* _DATASET RECORDS_
· · · · ·
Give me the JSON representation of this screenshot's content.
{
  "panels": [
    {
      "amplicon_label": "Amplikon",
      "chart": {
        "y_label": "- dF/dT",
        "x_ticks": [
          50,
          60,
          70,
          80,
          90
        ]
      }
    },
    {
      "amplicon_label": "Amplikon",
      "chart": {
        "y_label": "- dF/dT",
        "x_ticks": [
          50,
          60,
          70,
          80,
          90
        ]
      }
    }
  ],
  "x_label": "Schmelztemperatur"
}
· · · · ·
* _CHALLENGE_
Go through the listing above and restate it word for word.

* _WRITTEN RESPONSE_
Give me the JSON representation of this screenshot's content.
{
  "panels": [
    {
      "amplicon_label": "Amplikon",
      "chart": {
        "y_label": "- dF/dT",
        "x_ticks": [
          50,
          60,
          70,
          80,
          90
        ]
      }
    },
    {
      "amplicon_label": "Amplikon",
      "chart": {
        "y_label": "- dF/dT",
        "x_ticks": [
          50,
          60,
          70,
          80,
          90
        ]
      }
    }
  ],
  "x_label": "Schmelztemperatur"
}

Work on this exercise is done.